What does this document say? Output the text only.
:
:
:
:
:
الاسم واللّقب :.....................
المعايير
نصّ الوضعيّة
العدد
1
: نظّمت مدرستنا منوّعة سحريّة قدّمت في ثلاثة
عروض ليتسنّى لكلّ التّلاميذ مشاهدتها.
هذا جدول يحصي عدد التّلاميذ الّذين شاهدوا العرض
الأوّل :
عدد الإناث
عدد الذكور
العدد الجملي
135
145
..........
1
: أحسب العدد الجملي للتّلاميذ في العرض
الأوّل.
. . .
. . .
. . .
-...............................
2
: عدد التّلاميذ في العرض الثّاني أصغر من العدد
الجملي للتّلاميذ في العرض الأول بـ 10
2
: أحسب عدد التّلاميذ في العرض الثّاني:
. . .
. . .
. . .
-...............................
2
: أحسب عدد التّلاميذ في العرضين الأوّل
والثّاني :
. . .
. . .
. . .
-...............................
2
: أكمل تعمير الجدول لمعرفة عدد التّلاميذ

══════════════════════════════

WHAT TO PRODUCE = Copy out every line holding the string "أحسب".

ANSWER TO THIS PROBLEM =
: أحسب العدد الجملي للتّلاميذ في العرض
: أحسب عدد التّلاميذ في العرض الثّاني:
: أحسب عدد التّلاميذ في العرضين الأوّل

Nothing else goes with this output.